DESCRIPTION OF THE TASK -
Write out all the entries word for word, but skip any images.
--- SUPPLIED ENTRIES ---
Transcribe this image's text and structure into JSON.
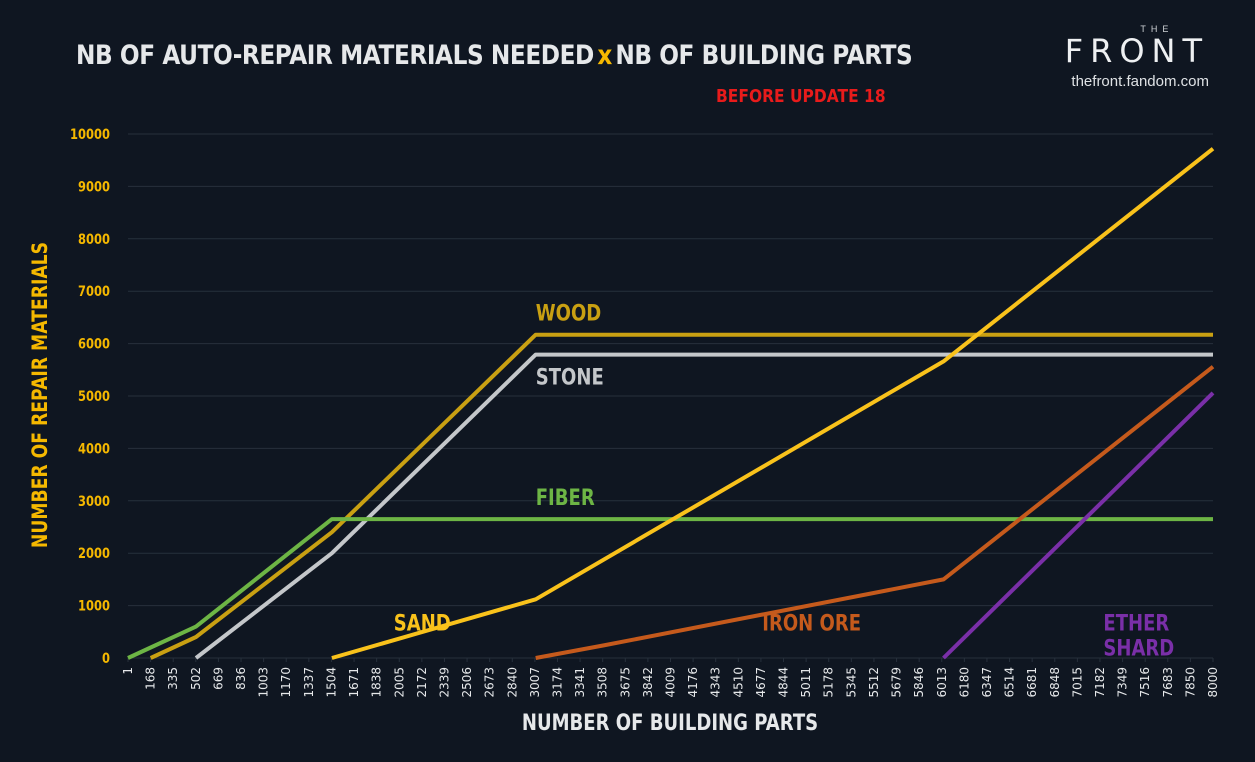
{
  "header": {
    "title_part1": "NB OF AUTO-REPAIR MATERIALS NEEDED",
    "title_x": "x",
    "title_part2": "NB OF BUILDING PARTS",
    "subtitle": "BEFORE UPDATE 18"
  },
  "brand": {
    "the": "THE",
    "name": "FRONT",
    "url": "thefront.fandom.com"
  },
  "colors": {
    "background": "#0f1621",
    "grid": "#27303c",
    "axis_text": "#f5b800",
    "tick_x_text": "#e6e8ea"
  },
  "chart_data": {
    "type": "line",
    "title": "NB OF AUTO-REPAIR MATERIALS NEEDED x NB OF BUILDING PARTS",
    "subtitle": "BEFORE UPDATE 18",
    "xlabel": "NUMBER OF BUILDING PARTS",
    "ylabel": "NUMBER OF REPAIR MATERIALS",
    "x_ticks": [
      "1",
      "168",
      "335",
      "502",
      "669",
      "836",
      "1003",
      "1170",
      "1337",
      "1504",
      "1671",
      "1838",
      "2005",
      "2172",
      "2339",
      "2506",
      "2673",
      "2840",
      "3007",
      "3174",
      "3341",
      "3508",
      "3675",
      "3842",
      "4009",
      "4176",
      "4343",
      "4510",
      "4677",
      "4844",
      "5011",
      "5178",
      "5345",
      "5512",
      "5679",
      "5846",
      "6013",
      "6180",
      "6347",
      "6514",
      "6681",
      "6848",
      "7015",
      "7182",
      "7349",
      "7516",
      "7683",
      "7850",
      "8000"
    ],
    "y_ticks": [
      0,
      1000,
      2000,
      3000,
      4000,
      5000,
      6000,
      7000,
      8000,
      9000,
      10000
    ],
    "ylim": [
      0,
      10000
    ],
    "grid": true,
    "legend": "inline labels",
    "series": [
      {
        "name": "WOOD",
        "color": "#c9a012",
        "points": [
          [
            168,
            0
          ],
          [
            502,
            400
          ],
          [
            1504,
            2400
          ],
          [
            3007,
            6170
          ],
          [
            8000,
            6170
          ]
        ]
      },
      {
        "name": "STONE",
        "color": "#c4c7ca",
        "points": [
          [
            502,
            0
          ],
          [
            1504,
            2000
          ],
          [
            3007,
            5790
          ],
          [
            8000,
            5790
          ]
        ]
      },
      {
        "name": "FIBER",
        "color": "#6db545",
        "points": [
          [
            1,
            0
          ],
          [
            168,
            200
          ],
          [
            502,
            600
          ],
          [
            1504,
            2650
          ],
          [
            8000,
            2650
          ]
        ]
      },
      {
        "name": "SAND",
        "color": "#f9c21b",
        "points": [
          [
            1504,
            0
          ],
          [
            3007,
            1120
          ],
          [
            6013,
            5660
          ],
          [
            8000,
            9720
          ]
        ]
      },
      {
        "name": "IRON ORE",
        "color": "#c55a1c",
        "points": [
          [
            3007,
            0
          ],
          [
            3508,
            240
          ],
          [
            6013,
            1500
          ],
          [
            8000,
            5560
          ]
        ]
      },
      {
        "name": "ETHER SHARD",
        "color": "#7a2fa8",
        "points": [
          [
            6013,
            0
          ],
          [
            8000,
            5060
          ]
        ]
      }
    ],
    "labels": [
      {
        "text": "WOOD",
        "color": "#c9a012",
        "x": 3007,
        "y": 6170,
        "lines": [
          "WOOD"
        ]
      },
      {
        "text": "STONE",
        "color": "#c4c7ca",
        "x": 3007,
        "y": 5790,
        "lines": [
          "STONE"
        ]
      },
      {
        "text": "FIBER",
        "color": "#6db545",
        "x": 3007,
        "y": 2650,
        "lines": [
          "FIBER"
        ]
      },
      {
        "text": "SAND",
        "color": "#f9c21b",
        "x": 2506,
        "y": 1120,
        "lines": [
          "SAND"
        ]
      },
      {
        "text": "IRON ORE",
        "color": "#c55a1c",
        "x": 4677,
        "y": 1120,
        "lines": [
          "IRON ORE"
        ]
      },
      {
        "text": "ETHER SHARD",
        "color": "#7a2fa8",
        "x": 7015,
        "y": 1120,
        "lines": [
          "ETHER",
          "SHARD"
        ]
      }
    ]
  }
}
---
SOLUTION BELOW -
Transcribe this image's text and structure into JSON.
{
  "header": {
    "title_part1": "NB OF AUTO-REPAIR MATERIALS NEEDED",
    "title_x": "x",
    "title_part2": "NB OF BUILDING PARTS",
    "subtitle": "BEFORE UPDATE 18"
  },
  "brand": {
    "the": "THE",
    "name": "FRONT",
    "url": "thefront.fandom.com"
  },
  "colors": {
    "background": "#0f1621",
    "grid": "#27303c",
    "axis_text": "#f5b800",
    "tick_x_text": "#e6e8ea"
  },
  "chart_data": {
    "type": "line",
    "title": "NB OF AUTO-REPAIR MATERIALS NEEDED x NB OF BUILDING PARTS",
    "subtitle": "BEFORE UPDATE 18",
    "xlabel": "NUMBER OF BUILDING PARTS",
    "ylabel": "NUMBER OF REPAIR MATERIALS",
    "x_ticks": [
      "1",
      "168",
      "335",
      "502",
      "669",
      "836",
      "1003",
      "1170",
      "1337",
      "1504",
      "1671",
      "1838",
      "2005",
      "2172",
      "2339",
      "2506",
      "2673",
      "2840",
      "3007",
      "3174",
      "3341",
      "3508",
      "3675",
      "3842",
      "4009",
      "4176",
      "4343",
      "4510",
      "4677",
      "4844",
      "5011",
      "5178",
      "5345",
      "5512",
      "5679",
      "5846",
      "6013",
      "6180",
      "6347",
      "6514",
      "6681",
      "6848",
      "7015",
      "7182",
      "7349",
      "7516",
      "7683",
      "7850",
      "8000"
    ],
    "y_ticks": [
      0,
      1000,
      2000,
      3000,
      4000,
      5000,
      6000,
      7000,
      8000,
      9000,
      10000
    ],
    "ylim": [
      0,
      10000
    ],
    "grid": true,
    "legend": "inline labels",
    "series": [
      {
        "name": "WOOD",
        "color": "#c9a012",
        "points": [
          [
            168,
            0
          ],
          [
            502,
            400
          ],
          [
            1504,
            2400
          ],
          [
            3007,
            6170
          ],
          [
            8000,
            6170
          ]
        ]
      },
      {
        "name": "STONE",
        "color": "#c4c7ca",
        "points": [
          [
            502,
            0
          ],
          [
            1504,
            2000
          ],
          [
            3007,
            5790
          ],
          [
            8000,
            5790
          ]
        ]
      },
      {
        "name": "FIBER",
        "color": "#6db545",
        "points": [
          [
            1,
            0
          ],
          [
            168,
            200
          ],
          [
            502,
            600
          ],
          [
            1504,
            2650
          ],
          [
            8000,
            2650
          ]
        ]
      },
      {
        "name": "SAND",
        "color": "#f9c21b",
        "points": [
          [
            1504,
            0
          ],
          [
            3007,
            1120
          ],
          [
            6013,
            5660
          ],
          [
            8000,
            9720
          ]
        ]
      },
      {
        "name": "IRON ORE",
        "color": "#c55a1c",
        "points": [
          [
            3007,
            0
          ],
          [
            3508,
            240
          ],
          [
            6013,
            1500
          ],
          [
            8000,
            5560
          ]
        ]
      },
      {
        "name": "ETHER SHARD",
        "color": "#7a2fa8",
        "points": [
          [
            6013,
            0
          ],
          [
            8000,
            5060
          ]
        ]
      }
    ],
    "labels": [
      {
        "text": "WOOD",
        "color": "#c9a012",
        "x": 3007,
        "y": 6170,
        "lines": [
          "WOOD"
        ]
      },
      {
        "text": "STONE",
        "color": "#c4c7ca",
        "x": 3007,
        "y": 5790,
        "lines": [
          "STONE"
        ]
      },
      {
        "text": "FIBER",
        "color": "#6db545",
        "x": 3007,
        "y": 2650,
        "lines": [
          "FIBER"
        ]
      },
      {
        "text": "SAND",
        "color": "#f9c21b",
        "x": 2506,
        "y": 1120,
        "lines": [
          "SAND"
        ]
      },
      {
        "text": "IRON ORE",
        "color": "#c55a1c",
        "x": 4677,
        "y": 1120,
        "lines": [
          "IRON ORE"
        ]
      },
      {
        "text": "ETHER SHARD",
        "color": "#7a2fa8",
        "x": 7015,
        "y": 1120,
        "lines": [
          "ETHER",
          "SHARD"
        ]
      }
    ]
  }
}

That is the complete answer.